— start Provided records —
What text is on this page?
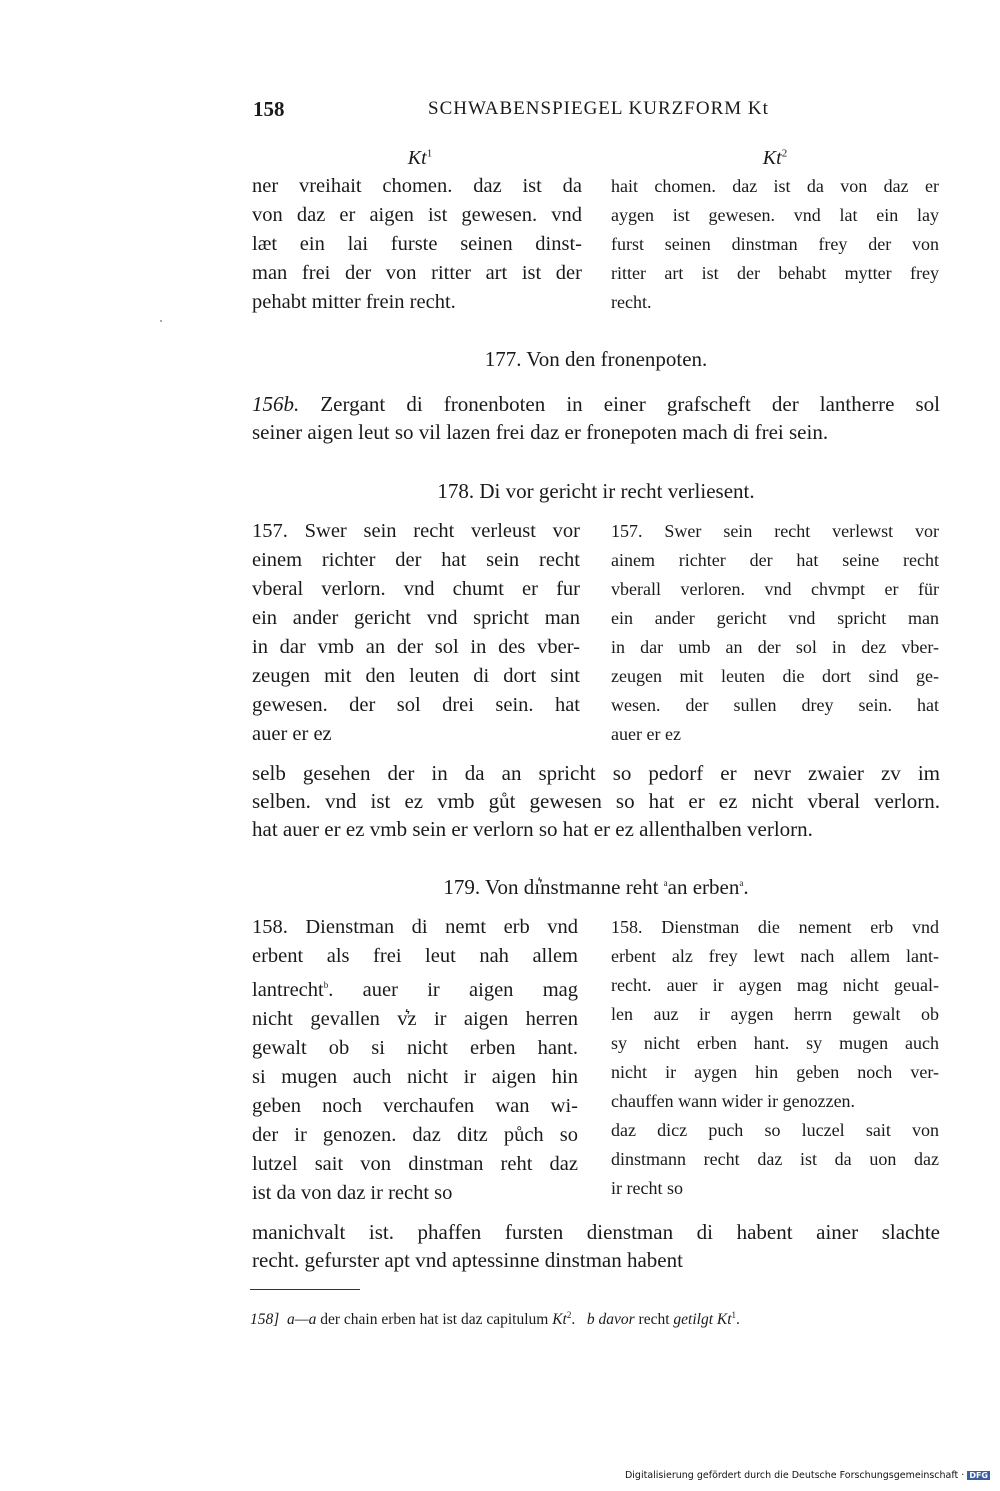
158	SCHWABENSPIEGEL KURZFORM Kt
Kt$^1$	Kt$^2$
ner vreihait chomen. daz ist da
von daz er aigen ist gewesen. vnd
læt ein lai furste seinen dinst-
man frei der von ritter art ist der
pehabt mitter frein recht.
hait chomen. daz ist da von daz er
aygen ist gewesen. vnd lat ein lay
furst seinen dinstman frey der von
ritter art ist der behabt mytter frey
recht.
177. Von den fronenpoten.
156b. Zergant di fronenboten in einer grafscheft der lantherre sol
seiner aigen leut so vil lazen frei daz er fronepoten mach di frei sein.
178. Di vor gericht ir recht verliesent.
157. Swer sein recht verleust vor
einem richter der hat sein recht
vberal verlorn. vnd chumt er fur
ein ander gericht vnd spricht man
in dar vmb an der sol in des vber-
zeugen mit den leuten di dort sint
gewesen. der sol drei sein. hat
auer er ez
157. Swer sein recht verlewst vor
ainem richter der hat seine recht
vberall verloren. vnd chvmpt er für
ein ander gericht vnd spricht man
in dar umb an der sol in dez vber-
zeugen mit leuten die dort sind ge-
wesen. der sullen drey sein. hat
auer er ez
selb gesehen der in da an spricht so pedorf er nevr zwaier zv im
selben. vnd ist ez vmb gůt gewesen so hat er ez nicht vberal verlorn.
hat auer er ez vmb sein er verlorn so hat er ez allenthalben verlorn.
179. Von dı͛nstmanne reht $^a$an erben$^a$.
158. Dienstman di nemt erb vnd
erbent als frei leut nah allem
lantrecht$^b$. auer ir aigen mag
nicht gevallen v͛z ir aigen herren
gewalt ob si nicht erben hant.
si mugen auch nicht ir aigen hin
geben noch verchaufen wan wi-
der ir genozen. daz ditz půch so
lutzel sait von dinstman reht daz
ist da von daz ir recht so
158. Dienstman die nement erb vnd
erbent alz frey lewt nach allem lant-
recht. auer ir aygen mag nicht geual-
len auz ir aygen herrn gewalt ob
sy nicht erben hant. sy mugen auch
nicht ir aygen hin geben noch ver-
chauffen wann wider ir genozzen.
daz dicz puch so luczel sait von
dinstmann recht daz ist da uon daz
ir recht so
manichvalt ist. phaffen fursten dienstman di habent ainer slachte
recht. gefurster apt vnd aptessinne dinstman habent
158] a—a der chain erben hat ist daz capitulum Kt$^2$.   b davor recht getilgt Kt$^1$.
Digitalisierung gefördert durch die Deutsche Forschungsgemeinschaft · DFG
— end Provided records —
| Your objective |
Transcribe all of the records above character for character. Exclude the pictures.

| Expected answer |
What text is on this page?
158	SCHWABENSPIEGEL KURZFORM Kt
Kt$^1$	Kt$^2$
ner vreihait chomen. daz ist da
von daz er aigen ist gewesen. vnd
læt ein lai furste seinen dinst-
man frei der von ritter art ist der
pehabt mitter frein recht.
hait chomen. daz ist da von daz er
aygen ist gewesen. vnd lat ein lay
furst seinen dinstman frey der von
ritter art ist der behabt mytter frey
recht.
177. Von den fronenpoten.
156b. Zergant di fronenboten in einer grafscheft der lantherre sol
seiner aigen leut so vil lazen frei daz er fronepoten mach di frei sein.
178. Di vor gericht ir recht verliesent.
157. Swer sein recht verleust vor
einem richter der hat sein recht
vberal verlorn. vnd chumt er fur
ein ander gericht vnd spricht man
in dar vmb an der sol in des vber-
zeugen mit den leuten di dort sint
gewesen. der sol drei sein. hat
auer er ez
157. Swer sein recht verlewst vor
ainem richter der hat seine recht
vberall verloren. vnd chvmpt er für
ein ander gericht vnd spricht man
in dar umb an der sol in dez vber-
zeugen mit leuten die dort sind ge-
wesen. der sullen drey sein. hat
auer er ez
selb gesehen der in da an spricht so pedorf er nevr zwaier zv im
selben. vnd ist ez vmb gůt gewesen so hat er ez nicht vberal verlorn.
hat auer er ez vmb sein er verlorn so hat er ez allenthalben verlorn.
179. Von dı͛nstmanne reht $^a$an erben$^a$.
158. Dienstman di nemt erb vnd
erbent als frei leut nah allem
lantrecht$^b$. auer ir aigen mag
nicht gevallen v͛z ir aigen herren
gewalt ob si nicht erben hant.
si mugen auch nicht ir aigen hin
geben noch verchaufen wan wi-
der ir genozen. daz ditz půch so
lutzel sait von dinstman reht daz
ist da von daz ir recht so
158. Dienstman die nement erb vnd
erbent alz frey lewt nach allem lant-
recht. auer ir aygen mag nicht geual-
len auz ir aygen herrn gewalt ob
sy nicht erben hant. sy mugen auch
nicht ir aygen hin geben noch ver-
chauffen wann wider ir genozzen.
daz dicz puch so luczel sait von
dinstmann recht daz ist da uon daz
ir recht so
manichvalt ist. phaffen fursten dienstman di habent ainer slachte
recht. gefurster apt vnd aptessinne dinstman habent
158] a—a der chain erben hat ist daz capitulum Kt$^2$.   b davor recht getilgt Kt$^1$.
Digitalisierung gefördert durch die Deutsche Forschungsgemeinschaft · DFG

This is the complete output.